WHAT THE TASK REQUIRES: Print each of the entries exactly, leaving nothing out.

• • • •

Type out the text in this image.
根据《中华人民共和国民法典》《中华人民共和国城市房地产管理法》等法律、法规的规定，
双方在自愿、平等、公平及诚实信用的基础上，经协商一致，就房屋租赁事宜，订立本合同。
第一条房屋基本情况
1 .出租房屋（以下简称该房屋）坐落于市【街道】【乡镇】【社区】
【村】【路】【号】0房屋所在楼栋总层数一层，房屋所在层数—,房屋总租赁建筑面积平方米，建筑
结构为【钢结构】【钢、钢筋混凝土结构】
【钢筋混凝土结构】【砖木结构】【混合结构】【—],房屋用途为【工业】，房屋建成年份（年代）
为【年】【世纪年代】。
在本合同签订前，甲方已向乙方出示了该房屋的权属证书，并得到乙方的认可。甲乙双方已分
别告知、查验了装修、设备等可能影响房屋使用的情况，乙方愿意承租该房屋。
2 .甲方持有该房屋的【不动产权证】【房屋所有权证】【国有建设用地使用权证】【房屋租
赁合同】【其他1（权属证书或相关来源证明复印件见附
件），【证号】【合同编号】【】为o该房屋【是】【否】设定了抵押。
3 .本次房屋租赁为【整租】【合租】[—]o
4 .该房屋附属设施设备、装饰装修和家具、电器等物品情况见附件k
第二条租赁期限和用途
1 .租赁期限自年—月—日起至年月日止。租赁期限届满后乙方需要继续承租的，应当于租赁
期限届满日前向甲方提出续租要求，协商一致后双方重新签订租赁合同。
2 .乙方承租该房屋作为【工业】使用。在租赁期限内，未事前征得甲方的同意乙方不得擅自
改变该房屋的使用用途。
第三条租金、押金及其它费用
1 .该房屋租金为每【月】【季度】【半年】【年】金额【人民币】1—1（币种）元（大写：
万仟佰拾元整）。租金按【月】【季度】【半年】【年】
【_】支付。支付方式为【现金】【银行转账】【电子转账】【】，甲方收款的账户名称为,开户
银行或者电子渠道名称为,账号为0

• • • •

THE RESPONSE:
Type out the text in this image.
根据《中华人民共和国民法典》《中华人民共和国城市房地产管理法》等法律、法规的规定，
双方在自愿、平等、公平及诚实信用的基础上，经协商一致，就房屋租赁事宜，订立本合同。
第一条房屋基本情况
1 .出租房屋（以下简称该房屋）坐落于市【街道】【乡镇】【社区】
【村】【路】【号】0房屋所在楼栋总层数一层，房屋所在层数—,房屋总租赁建筑面积平方米，建筑
结构为【钢结构】【钢、钢筋混凝土结构】
【钢筋混凝土结构】【砖木结构】【混合结构】【—],房屋用途为【工业】，房屋建成年份（年代）
为【年】【世纪年代】。
在本合同签订前，甲方已向乙方出示了该房屋的权属证书，并得到乙方的认可。甲乙双方已分
别告知、查验了装修、设备等可能影响房屋使用的情况，乙方愿意承租该房屋。
2 .甲方持有该房屋的【不动产权证】【房屋所有权证】【国有建设用地使用权证】【房屋租
赁合同】【其他1（权属证书或相关来源证明复印件见附
件），【证号】【合同编号】【】为o该房屋【是】【否】设定了抵押。
3 .本次房屋租赁为【整租】【合租】[—]o
4 .该房屋附属设施设备、装饰装修和家具、电器等物品情况见附件k
第二条租赁期限和用途
1 .租赁期限自年—月—日起至年月日止。租赁期限届满后乙方需要继续承租的，应当于租赁
期限届满日前向甲方提出续租要求，协商一致后双方重新签订租赁合同。
2 .乙方承租该房屋作为【工业】使用。在租赁期限内，未事前征得甲方的同意乙方不得擅自
改变该房屋的使用用途。
第三条租金、押金及其它费用
1 .该房屋租金为每【月】【季度】【半年】【年】金额【人民币】1—1（币种）元（大写：
万仟佰拾元整）。租金按【月】【季度】【半年】【年】
【_】支付。支付方式为【现金】【银行转账】【电子转账】【】，甲方收款的账户名称为,开户
银行或者电子渠道名称为,账号为0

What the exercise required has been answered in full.